> [TASK DESCRIPTION] Count every line that has the word "JSON". Give the number, without anything more.

----

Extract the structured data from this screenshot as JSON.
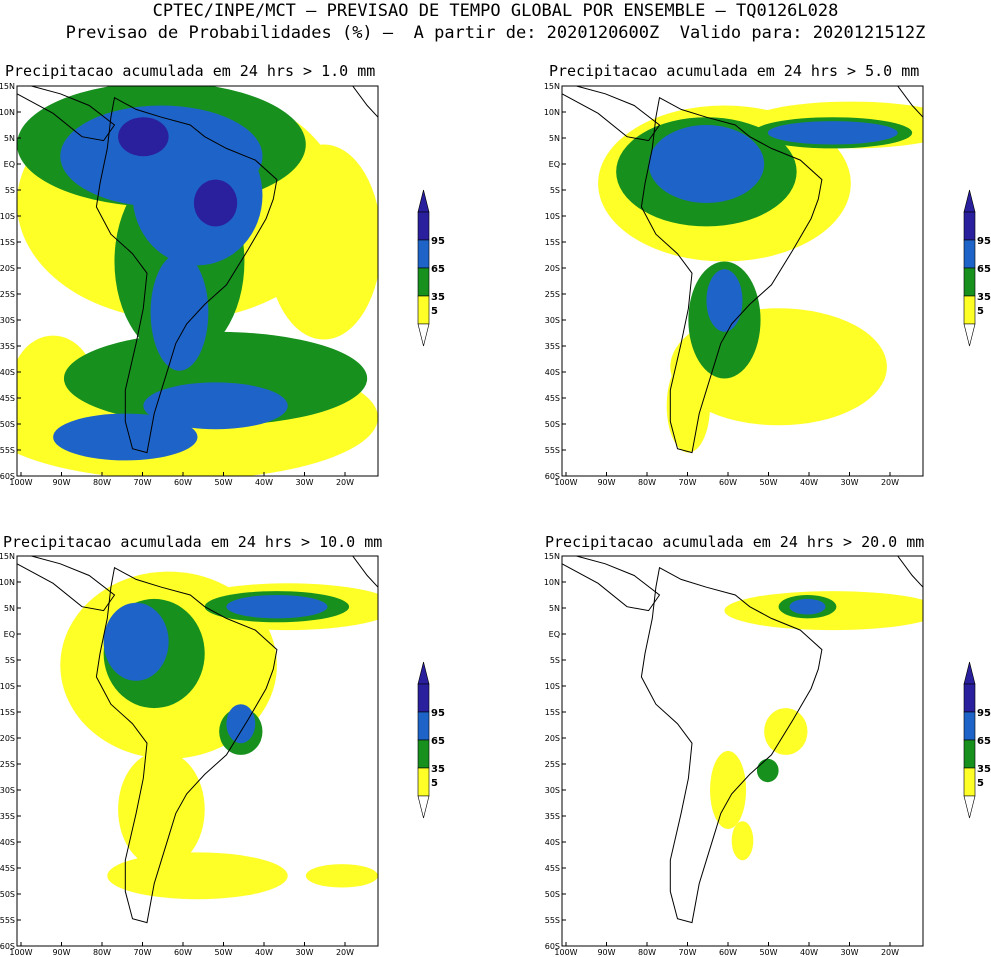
{
  "header": {
    "line1": "CPTEC/INPE/MCT – PREVISAO DE TEMPO GLOBAL POR ENSEMBLE – TQ0126L028",
    "line2": "Previsao de Probabilidades (%) –  A partir de: 2020120600Z  Valido para: 2020121512Z"
  },
  "panels": [
    {
      "title": "Precipitacao acumulada em 24 hrs > 1.0 mm"
    },
    {
      "title": "Precipitacao acumulada em 24 hrs > 5.0 mm"
    },
    {
      "title": "Precipitacao acumulada em 24 hrs > 10.0 mm"
    },
    {
      "title": "Precipitacao acumulada em 24 hrs > 20.0 mm"
    }
  ],
  "map_axes": {
    "lat_labels": [
      "15N",
      "10N",
      "5N",
      "EQ",
      "5S",
      "10S",
      "15S",
      "20S",
      "25S",
      "30S",
      "35S",
      "40S",
      "45S",
      "50S",
      "55S",
      "60S"
    ],
    "lon_labels": [
      "100W",
      "90W",
      "80W",
      "70W",
      "60W",
      "50W",
      "40W",
      "30W",
      "20W"
    ]
  },
  "colorbar": {
    "labels": [
      "95",
      "65",
      "35",
      "5"
    ],
    "colors": {
      "c95": "#2a1f9c",
      "c65": "#1e64c8",
      "c35": "#17901e",
      "c5": "#ffff28",
      "bg": "#ffffff"
    }
  }
}
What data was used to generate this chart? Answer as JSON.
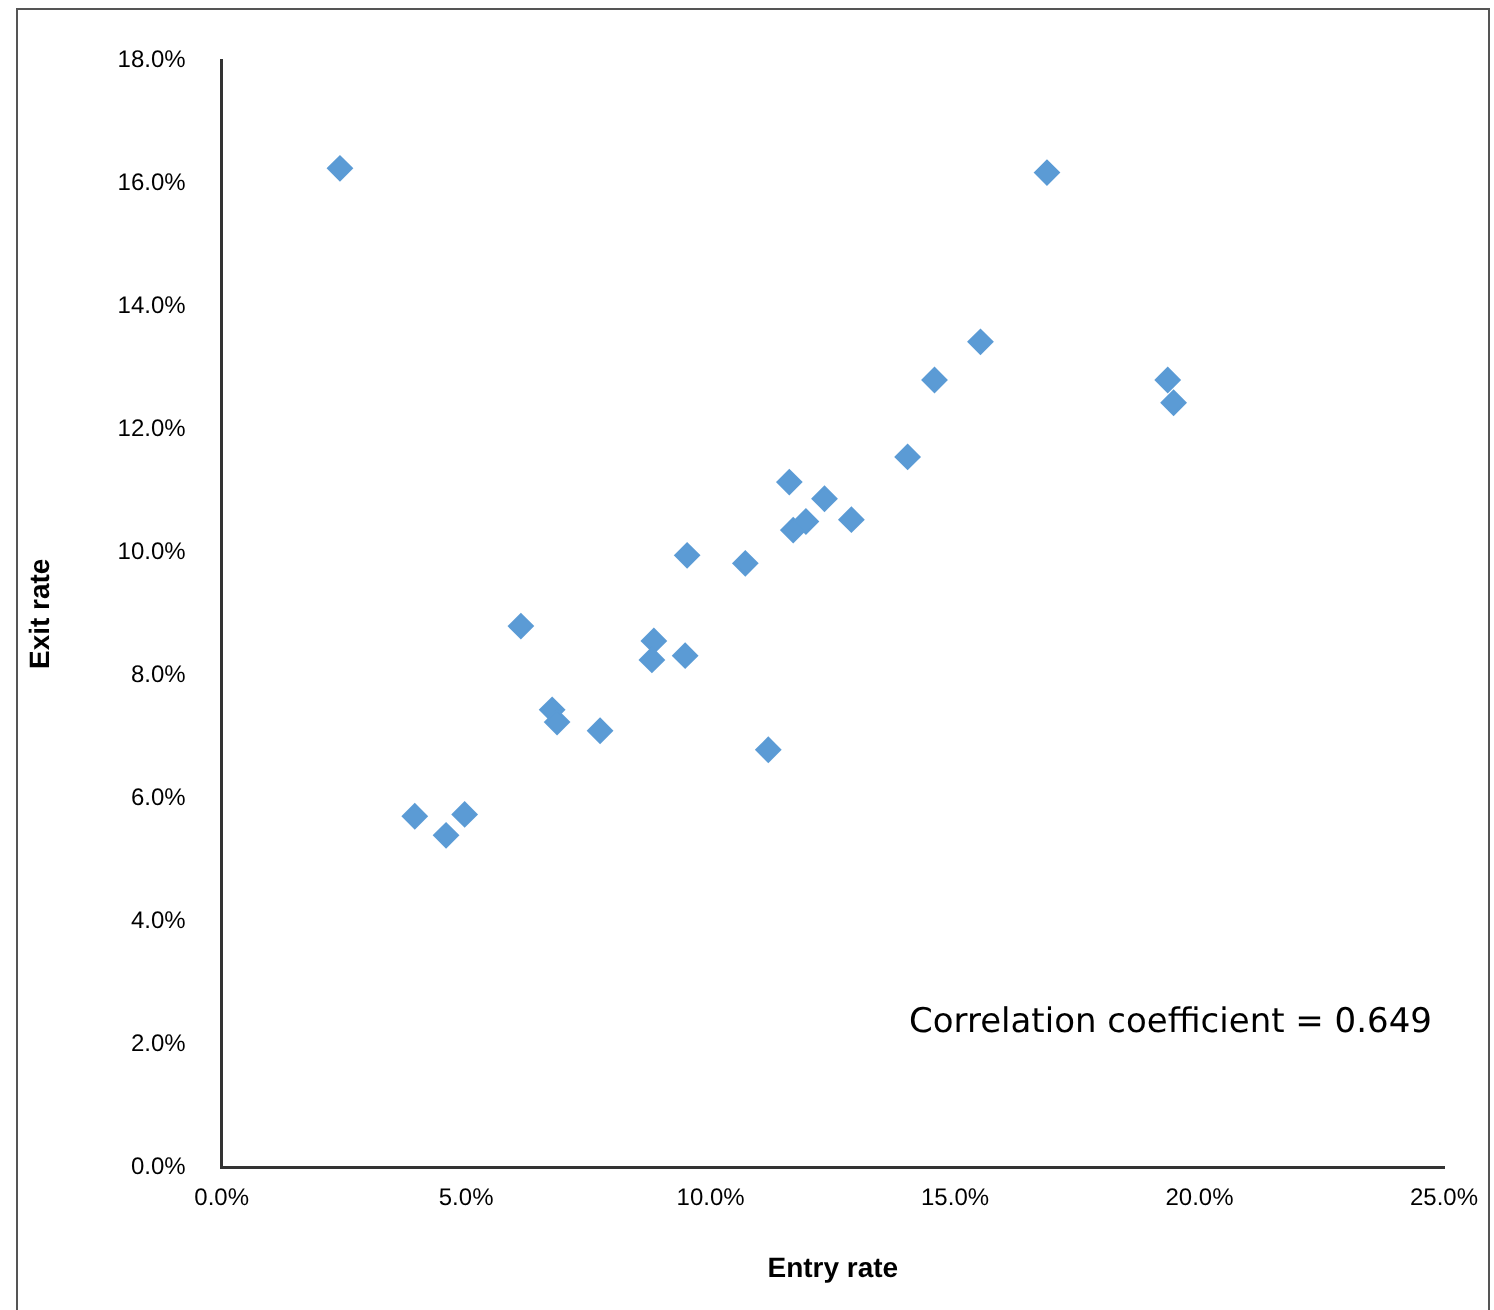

----

> [OUTPUT] 2